## What needs to be done
Give every line back verbatim, dropping all images.

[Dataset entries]
--

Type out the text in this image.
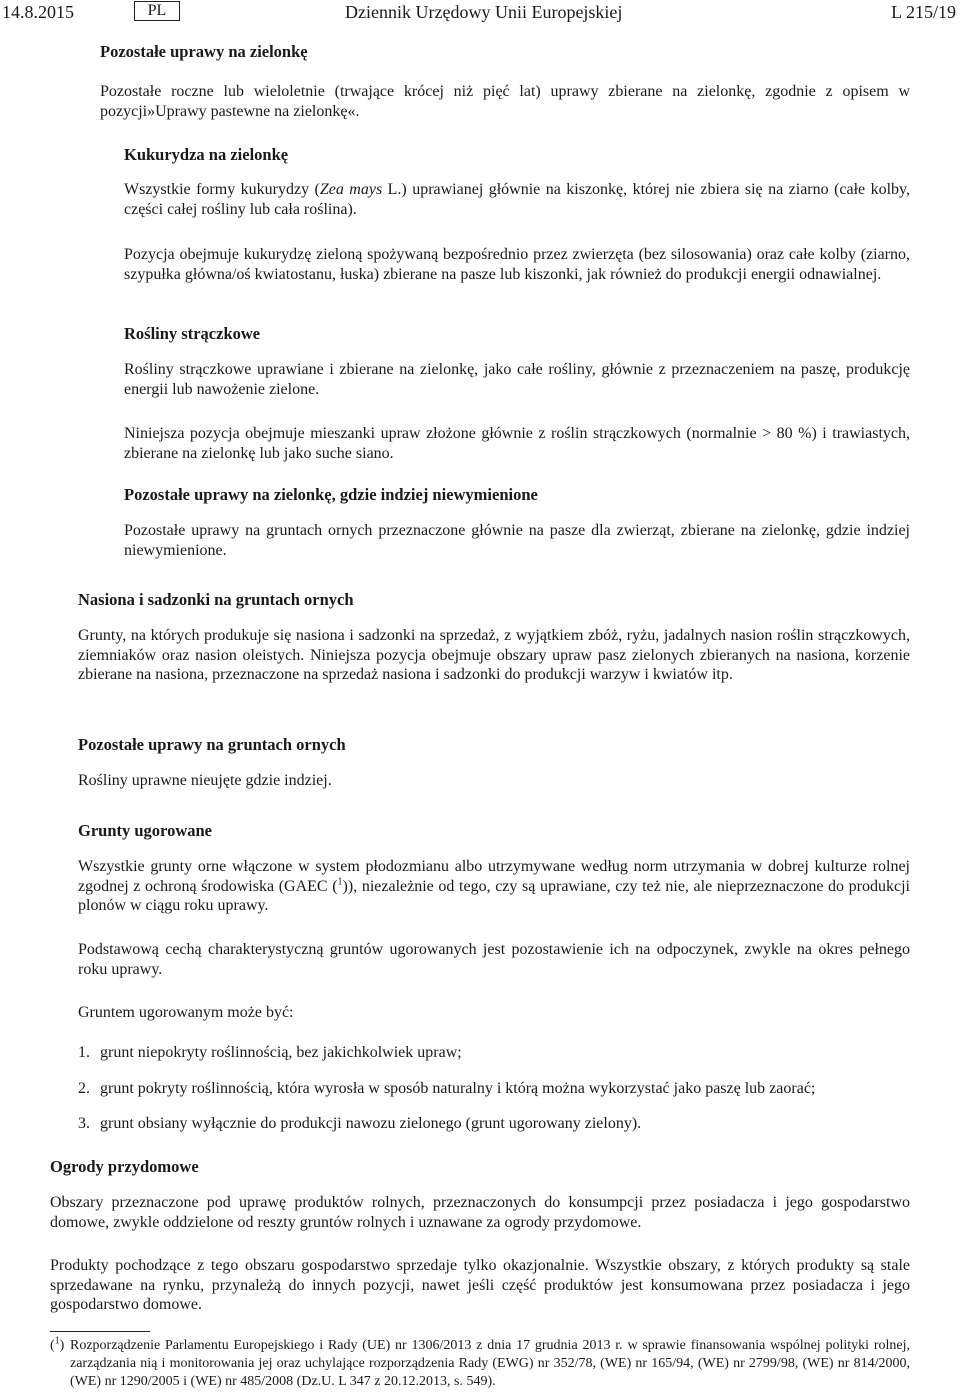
14.8.2015	PL	Dziennik Urzędowy Unii Europejskiej	L 215/19
Pozostałe uprawy na zielonkę
Pozostałe roczne lub wieloletnie (trwające krócej niż pięć lat) uprawy zbierane na zielonkę, zgodnie z opisem w pozycji»Uprawy pastewne na zielonkę«.
Kukurydza na zielonkę
Wszystkie formy kukurydzy (Zea mays L.) uprawianej głównie na kiszonkę, której nie zbiera się na ziarno (całe kolby, części całej rośliny lub cała roślina).
Pozycja obejmuje kukurydzę zieloną spożywaną bezpośrednio przez zwierzęta (bez silosowania) oraz całe kolby (ziarno, szypułka główna/oś kwiatostanu, łuska) zbierane na pasze lub kiszonki, jak również do produkcji energii odnawialnej.
Rośliny strączkowe
Rośliny strączkowe uprawiane i zbierane na zielonkę, jako całe rośliny, głównie z przeznaczeniem na paszę, produkcję energii lub nawożenie zielone.
Niniejsza pozycja obejmuje mieszanki upraw złożone głównie z roślin strączkowych (normalnie > 80 %) i trawiastych, zbierane na zielonkę lub jako suche siano.
Pozostałe uprawy na zielonkę, gdzie indziej niewymienione
Pozostałe uprawy na gruntach ornych przeznaczone głównie na pasze dla zwierząt, zbierane na zielonkę, gdzie indziej niewymienione.
Nasiona i sadzonki na gruntach ornych
Grunty, na których produkuje się nasiona i sadzonki na sprzedaż, z wyjątkiem zbóż, ryżu, jadalnych nasion roślin strączkowych, ziemniaków oraz nasion oleistych. Niniejsza pozycja obejmuje obszary upraw pasz zielonych zbieranych na nasiona, korzenie zbierane na nasiona, przeznaczone na sprzedaż nasiona i sadzonki do produkcji warzyw i kwiatów itp.
Pozostałe uprawy na gruntach ornych
Rośliny uprawne nieujęte gdzie indziej.
Grunty ugorowane
Wszystkie grunty orne włączone w system płodozmianu albo utrzymywane według norm utrzymania w dobrej kulturze rolnej zgodnej z ochroną środowiska (GAEC ($^1$)), niezależnie od tego, czy są uprawiane, czy też nie, ale nieprzeznaczone do produkcji plonów w ciągu roku uprawy.
Podstawową cechą charakterystyczną gruntów ugorowanych jest pozostawienie ich na odpoczynek, zwykle na okres pełnego roku uprawy.
Gruntem ugorowanym może być:
1. grunt niepokryty roślinnością, bez jakichkolwiek upraw;
2. grunt pokryty roślinnością, która wyrosła w sposób naturalny i którą można wykorzystać jako paszę lub zaorać;
3. grunt obsiany wyłącznie do produkcji nawozu zielonego (grunt ugorowany zielony).
Ogrody przydomowe
Obszary przeznaczone pod uprawę produktów rolnych, przeznaczonych do konsumpcji przez posiadacza i jego gospodarstwo domowe, zwykle oddzielone od reszty gruntów rolnych i uznawane za ogrody przydomowe.
Produkty pochodzące z tego obszaru gospodarstwo sprzedaje tylko okazjonalnie. Wszystkie obszary, z których produkty są stale sprzedawane na rynku, przynależą do innych pozycji, nawet jeśli część produktów jest konsumowana przez posiadacza i jego gospodarstwo domowe.
($^1$) Rozporządzenie Parlamentu Europejskiego i Rady (UE) nr 1306/2013 z dnia 17 grudnia 2013 r. w sprawie finansowania wspólnej polityki rolnej, zarządzania nią i monitorowania jej oraz uchylające rozporządzenia Rady (EWG) nr 352/78, (WE) nr 165/94, (WE) nr 2799/98, (WE) nr 814/2000, (WE) nr 1290/2005 i (WE) nr 485/2008 (Dz.U. L 347 z 20.12.2013, s. 549).
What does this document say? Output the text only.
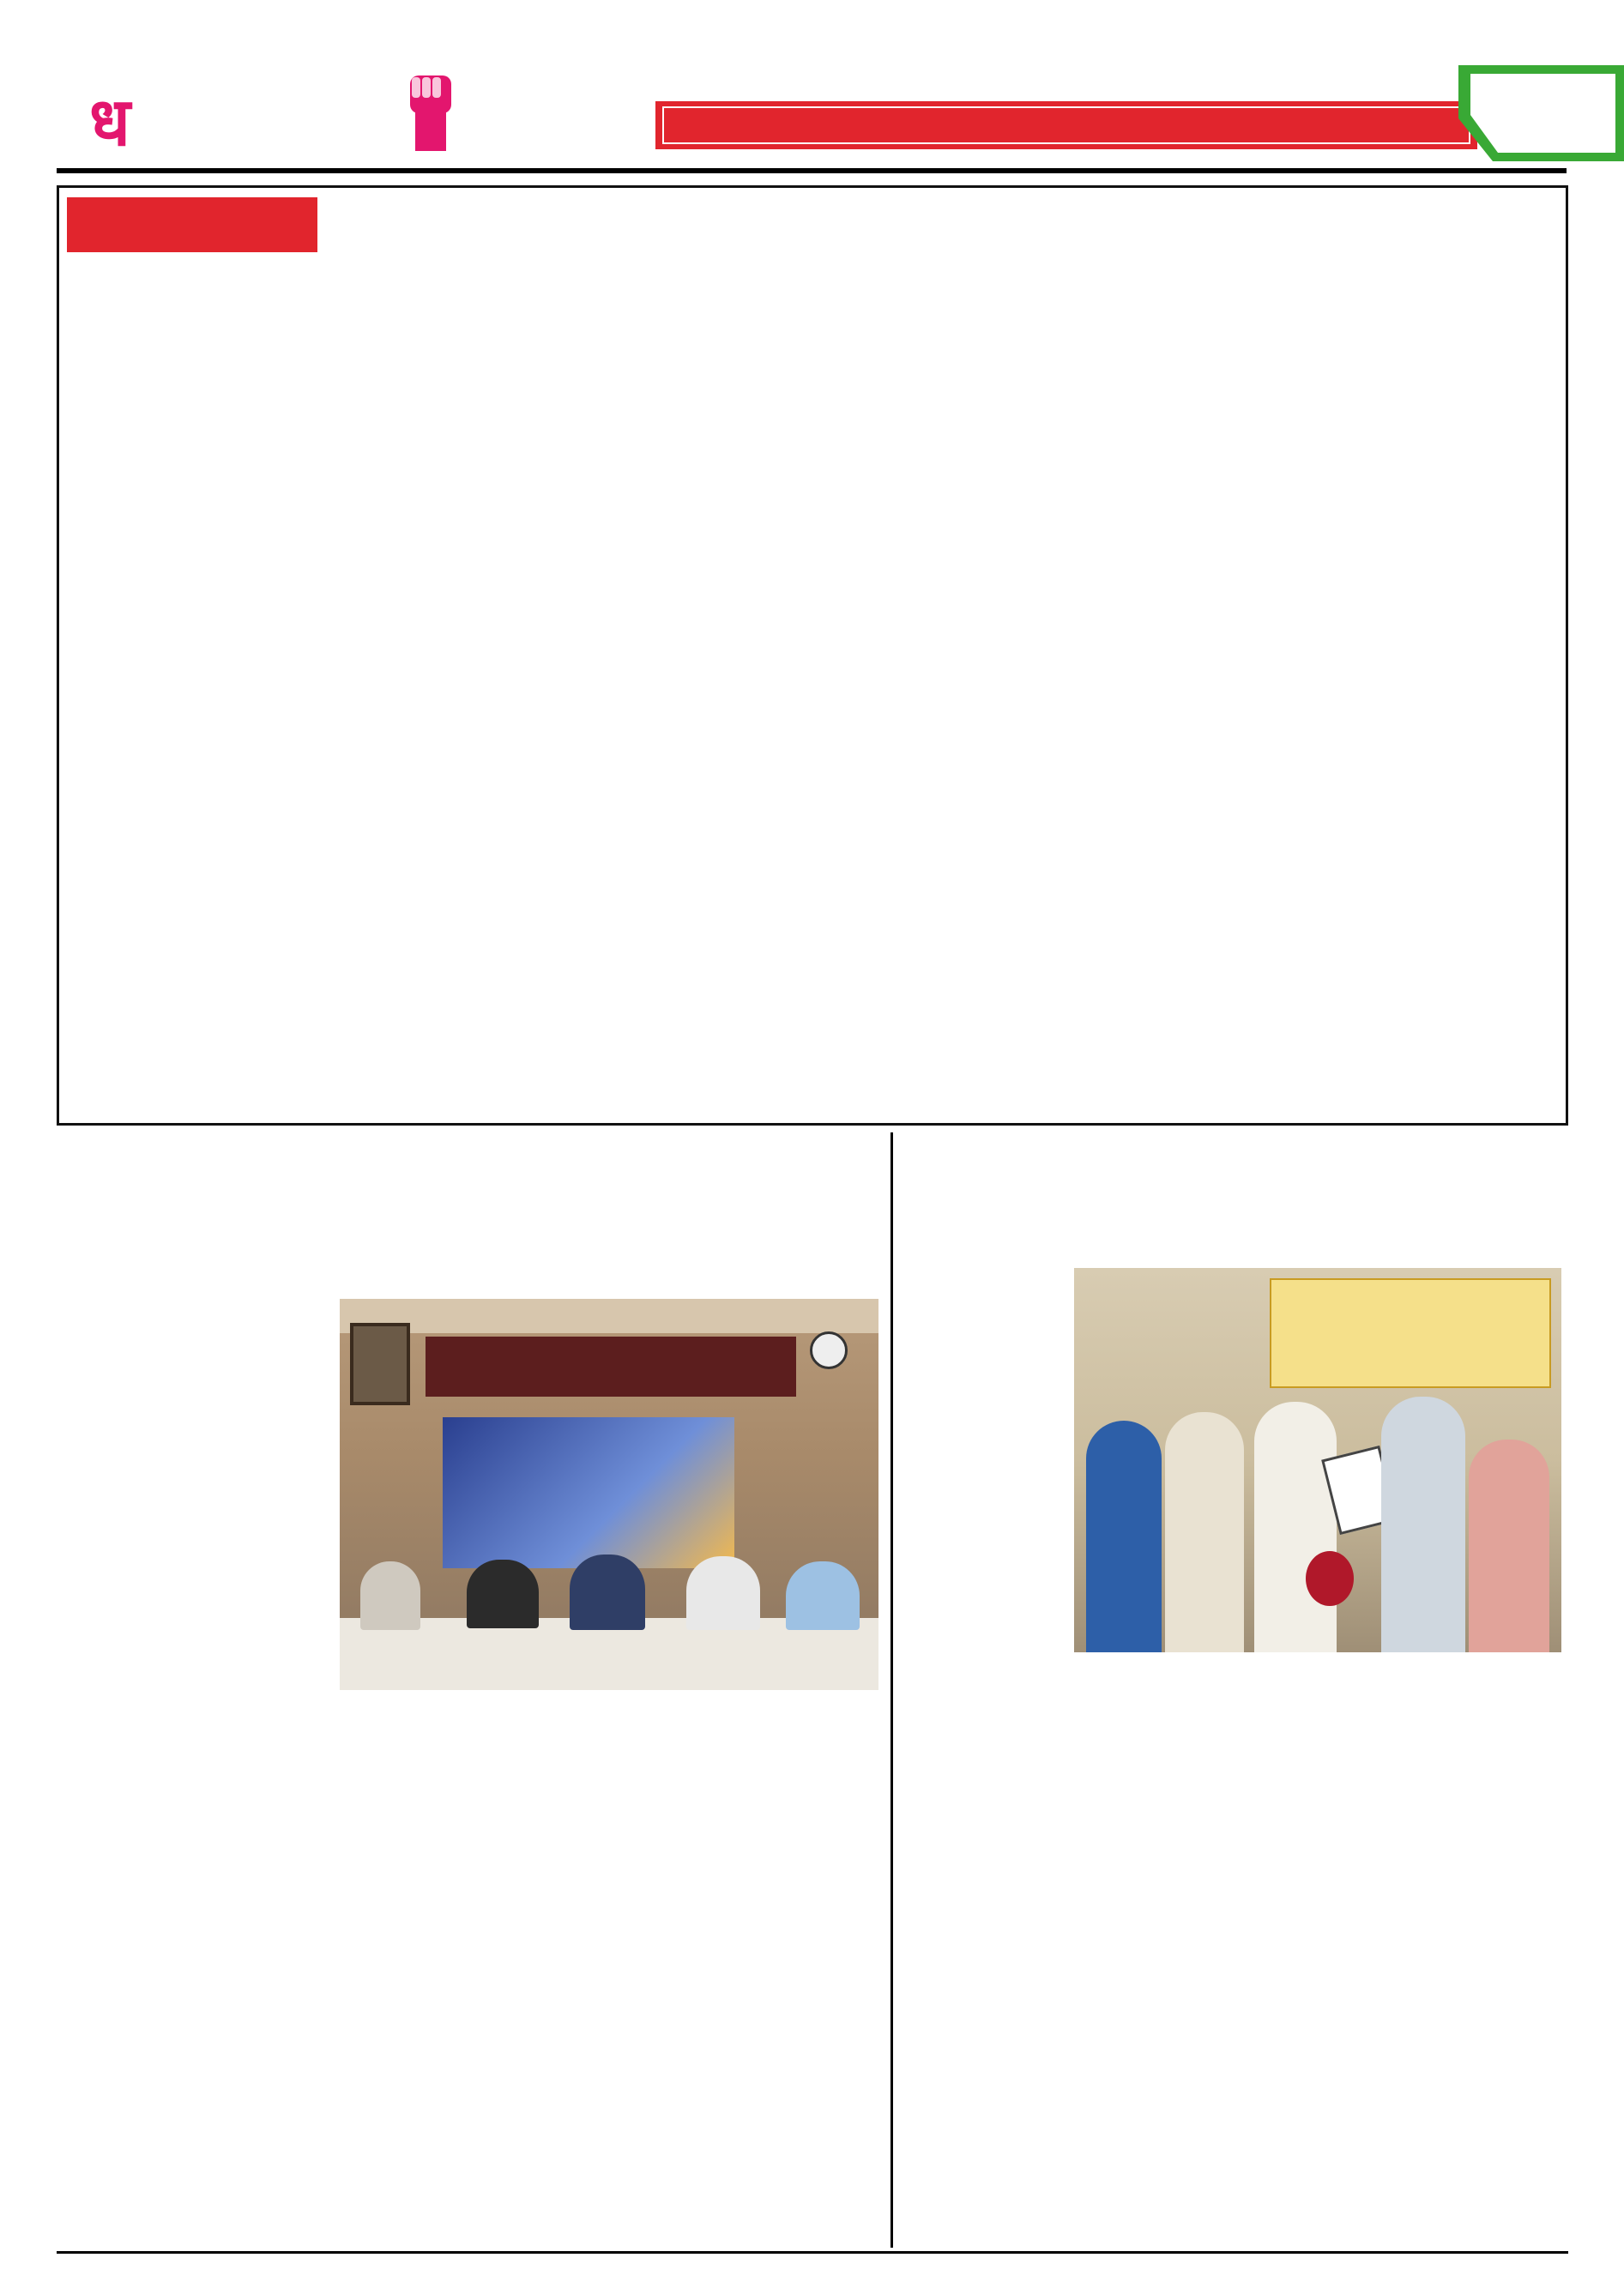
ध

--

## Output
Type out the text in this image.
14.8.2015	PL	Dziennik Urzędowy Unii Europejskiej	L 215/19
Pozostałe uprawy na zielonkę
Pozostałe roczne lub wieloletnie (trwające krócej niż pięć lat) uprawy zbierane na zielonkę, zgodnie z opisem w pozycji»Uprawy pastewne na zielonkę«.
Kukurydza na zielonkę
Wszystkie formy kukurydzy (Zea mays L.) uprawianej głównie na kiszonkę, której nie zbiera się na ziarno (całe kolby, części całej rośliny lub cała roślina).
Pozycja obejmuje kukurydzę zieloną spożywaną bezpośrednio przez zwierzęta (bez silosowania) oraz całe kolby (ziarno, szypułka główna/oś kwiatostanu, łuska) zbierane na pasze lub kiszonki, jak również do produkcji energii odnawialnej.
Rośliny strączkowe
Rośliny strączkowe uprawiane i zbierane na zielonkę, jako całe rośliny, głównie z przeznaczeniem na paszę, produkcję energii lub nawożenie zielone.
Niniejsza pozycja obejmuje mieszanki upraw złożone głównie z roślin strączkowych (normalnie > 80 %) i trawiastych, zbierane na zielonkę lub jako suche siano.
Pozostałe uprawy na zielonkę, gdzie indziej niewymienione
Pozostałe uprawy na gruntach ornych przeznaczone głównie na pasze dla zwierząt, zbierane na zielonkę, gdzie indziej niewymienione.
Nasiona i sadzonki na gruntach ornych
Grunty, na których produkuje się nasiona i sadzonki na sprzedaż, z wyjątkiem zbóż, ryżu, jadalnych nasion roślin strączkowych, ziemniaków oraz nasion oleistych. Niniejsza pozycja obejmuje obszary upraw pasz zielonych zbieranych na nasiona, korzenie zbierane na nasiona, przeznaczone na sprzedaż nasiona i sadzonki do produkcji warzyw i kwiatów itp.
Pozostałe uprawy na gruntach ornych
Rośliny uprawne nieujęte gdzie indziej.
Grunty ugorowane
Wszystkie grunty orne włączone w system płodozmianu albo utrzymywane według norm utrzymania w dobrej kulturze rolnej zgodnej z ochroną środowiska (GAEC ($^1$)), niezależnie od tego, czy są uprawiane, czy też nie, ale nieprzeznaczone do produkcji plonów w ciągu roku uprawy.
Podstawową cechą charakterystyczną gruntów ugorowanych jest pozostawienie ich na odpoczynek, zwykle na okres pełnego roku uprawy.
Gruntem ugorowanym może być:
1. grunt niepokryty roślinnością, bez jakichkolwiek upraw;
2. grunt pokryty roślinnością, która wyrosła w sposób naturalny i którą można wykorzystać jako paszę lub zaorać;
3. grunt obsiany wyłącznie do produkcji nawozu zielonego (grunt ugorowany zielony).
Ogrody przydomowe
Obszary przeznaczone pod uprawę produktów rolnych, przeznaczonych do konsumpcji przez posiadacza i jego gospodarstwo domowe, zwykle oddzielone od reszty gruntów rolnych i uznawane za ogrody przydomowe.
Produkty pochodzące z tego obszaru gospodarstwo sprzedaje tylko okazjonalnie. Wszystkie obszary, z których produkty są stale sprzedawane na rynku, przynależą do innych pozycji, nawet jeśli część produktów jest konsumowana przez posiadacza i jego gospodarstwo domowe.
($^1$) Rozporządzenie Parlamentu Europejskiego i Rady (UE) nr 1306/2013 z dnia 17 grudnia 2013 r. w sprawie finansowania wspólnej polityki rolnej, zarządzania nią i monitorowania jej oraz uchylające rozporządzenia Rady (EWG) nr 352/78, (WE) nr 165/94, (WE) nr 2799/98, (WE) nr 814/2000, (WE) nr 1290/2005 i (WE) nr 485/2008 (Dz.U. L 347 z 20.12.2013, s. 549).
What does this document say? Output the text only.
ध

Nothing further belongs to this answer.